◆ **DIRECTIONS FOR THIS TASK**
Take the entries below and reproduce them word for word.

◆ **INFORMATION SHOWN**
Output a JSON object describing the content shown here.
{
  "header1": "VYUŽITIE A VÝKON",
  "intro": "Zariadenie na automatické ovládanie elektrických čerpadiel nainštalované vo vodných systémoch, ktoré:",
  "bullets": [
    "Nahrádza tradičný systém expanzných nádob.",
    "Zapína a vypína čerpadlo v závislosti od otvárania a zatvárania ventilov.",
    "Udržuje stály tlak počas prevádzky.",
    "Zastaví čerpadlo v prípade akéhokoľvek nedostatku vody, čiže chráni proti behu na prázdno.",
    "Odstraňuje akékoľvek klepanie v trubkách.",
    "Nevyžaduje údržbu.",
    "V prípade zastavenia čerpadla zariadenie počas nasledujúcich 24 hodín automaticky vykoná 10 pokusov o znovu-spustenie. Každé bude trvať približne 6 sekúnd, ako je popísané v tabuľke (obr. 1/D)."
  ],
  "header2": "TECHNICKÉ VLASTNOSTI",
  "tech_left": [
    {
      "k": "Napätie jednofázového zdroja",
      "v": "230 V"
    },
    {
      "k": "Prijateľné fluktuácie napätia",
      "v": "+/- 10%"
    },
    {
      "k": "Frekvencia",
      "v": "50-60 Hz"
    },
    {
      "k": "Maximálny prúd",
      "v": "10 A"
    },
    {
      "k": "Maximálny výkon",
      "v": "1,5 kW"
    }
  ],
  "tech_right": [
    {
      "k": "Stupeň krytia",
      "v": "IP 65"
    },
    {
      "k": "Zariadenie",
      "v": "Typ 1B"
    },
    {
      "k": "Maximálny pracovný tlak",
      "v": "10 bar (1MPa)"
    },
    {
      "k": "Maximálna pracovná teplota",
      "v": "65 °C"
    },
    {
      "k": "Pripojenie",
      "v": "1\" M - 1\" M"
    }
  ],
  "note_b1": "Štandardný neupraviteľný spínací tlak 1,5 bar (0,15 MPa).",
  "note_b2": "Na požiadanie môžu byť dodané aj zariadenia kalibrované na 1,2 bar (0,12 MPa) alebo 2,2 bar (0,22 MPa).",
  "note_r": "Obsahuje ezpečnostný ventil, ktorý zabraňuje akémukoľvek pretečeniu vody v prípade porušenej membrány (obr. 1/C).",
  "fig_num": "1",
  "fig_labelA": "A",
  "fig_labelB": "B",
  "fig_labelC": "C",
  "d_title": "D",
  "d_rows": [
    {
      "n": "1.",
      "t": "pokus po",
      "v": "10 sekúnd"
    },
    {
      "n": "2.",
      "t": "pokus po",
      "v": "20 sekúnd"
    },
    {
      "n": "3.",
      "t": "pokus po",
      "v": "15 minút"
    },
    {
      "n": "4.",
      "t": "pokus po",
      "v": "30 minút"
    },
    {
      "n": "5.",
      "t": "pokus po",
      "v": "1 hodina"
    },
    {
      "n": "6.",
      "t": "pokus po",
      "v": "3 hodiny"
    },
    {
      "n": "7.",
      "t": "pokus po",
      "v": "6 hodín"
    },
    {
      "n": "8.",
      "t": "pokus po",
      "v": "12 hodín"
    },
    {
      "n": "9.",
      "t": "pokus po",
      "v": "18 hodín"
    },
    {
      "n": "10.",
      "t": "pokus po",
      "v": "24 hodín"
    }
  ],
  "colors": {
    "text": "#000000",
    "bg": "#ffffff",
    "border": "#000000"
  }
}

◆ **WRITTEN REPLY**
Output a JSON object describing the content shown here.
{
  "header1": "VYUŽITIE A VÝKON",
  "intro": "Zariadenie na automatické ovládanie elektrických čerpadiel nainštalované vo vodných systémoch, ktoré:",
  "bullets": [
    "Nahrádza tradičný systém expanzných nádob.",
    "Zapína a vypína čerpadlo v závislosti od otvárania a zatvárania ventilov.",
    "Udržuje stály tlak počas prevádzky.",
    "Zastaví čerpadlo v prípade akéhokoľvek nedostatku vody, čiže chráni proti behu na prázdno.",
    "Odstraňuje akékoľvek klepanie v trubkách.",
    "Nevyžaduje údržbu.",
    "V prípade zastavenia čerpadla zariadenie počas nasledujúcich 24 hodín automaticky vykoná 10 pokusov o znovu-spustenie. Každé bude trvať približne 6 sekúnd, ako je popísané v tabuľke (obr. 1/D)."
  ],
  "header2": "TECHNICKÉ VLASTNOSTI",
  "tech_left": [
    {
      "k": "Napätie jednofázového zdroja",
      "v": "230 V"
    },
    {
      "k": "Prijateľné fluktuácie napätia",
      "v": "+/- 10%"
    },
    {
      "k": "Frekvencia",
      "v": "50-60 Hz"
    },
    {
      "k": "Maximálny prúd",
      "v": "10 A"
    },
    {
      "k": "Maximálny výkon",
      "v": "1,5 kW"
    }
  ],
  "tech_right": [
    {
      "k": "Stupeň krytia",
      "v": "IP 65"
    },
    {
      "k": "Zariadenie",
      "v": "Typ 1B"
    },
    {
      "k": "Maximálny pracovný tlak",
      "v": "10 bar (1MPa)"
    },
    {
      "k": "Maximálna pracovná teplota",
      "v": "65 °C"
    },
    {
      "k": "Pripojenie",
      "v": "1\" M - 1\" M"
    }
  ],
  "note_b1": "Štandardný neupraviteľný spínací tlak 1,5 bar (0,15 MPa).",
  "note_b2": "Na požiadanie môžu byť dodané aj zariadenia kalibrované na 1,2 bar (0,12 MPa) alebo 2,2 bar (0,22 MPa).",
  "note_r": "Obsahuje ezpečnostný ventil, ktorý zabraňuje akémukoľvek pretečeniu vody v prípade porušenej membrány (obr. 1/C).",
  "fig_num": "1",
  "fig_labelA": "A",
  "fig_labelB": "B",
  "fig_labelC": "C",
  "d_title": "D",
  "d_rows": [
    {
      "n": "1.",
      "t": "pokus po",
      "v": "10 sekúnd"
    },
    {
      "n": "2.",
      "t": "pokus po",
      "v": "20 sekúnd"
    },
    {
      "n": "3.",
      "t": "pokus po",
      "v": "15 minút"
    },
    {
      "n": "4.",
      "t": "pokus po",
      "v": "30 minút"
    },
    {
      "n": "5.",
      "t": "pokus po",
      "v": "1 hodina"
    },
    {
      "n": "6.",
      "t": "pokus po",
      "v": "3 hodiny"
    },
    {
      "n": "7.",
      "t": "pokus po",
      "v": "6 hodín"
    },
    {
      "n": "8.",
      "t": "pokus po",
      "v": "12 hodín"
    },
    {
      "n": "9.",
      "t": "pokus po",
      "v": "18 hodín"
    },
    {
      "n": "10.",
      "t": "pokus po",
      "v": "24 hodín"
    }
  ],
  "colors": {
    "text": "#000000",
    "bg": "#ffffff",
    "border": "#000000"
  }
}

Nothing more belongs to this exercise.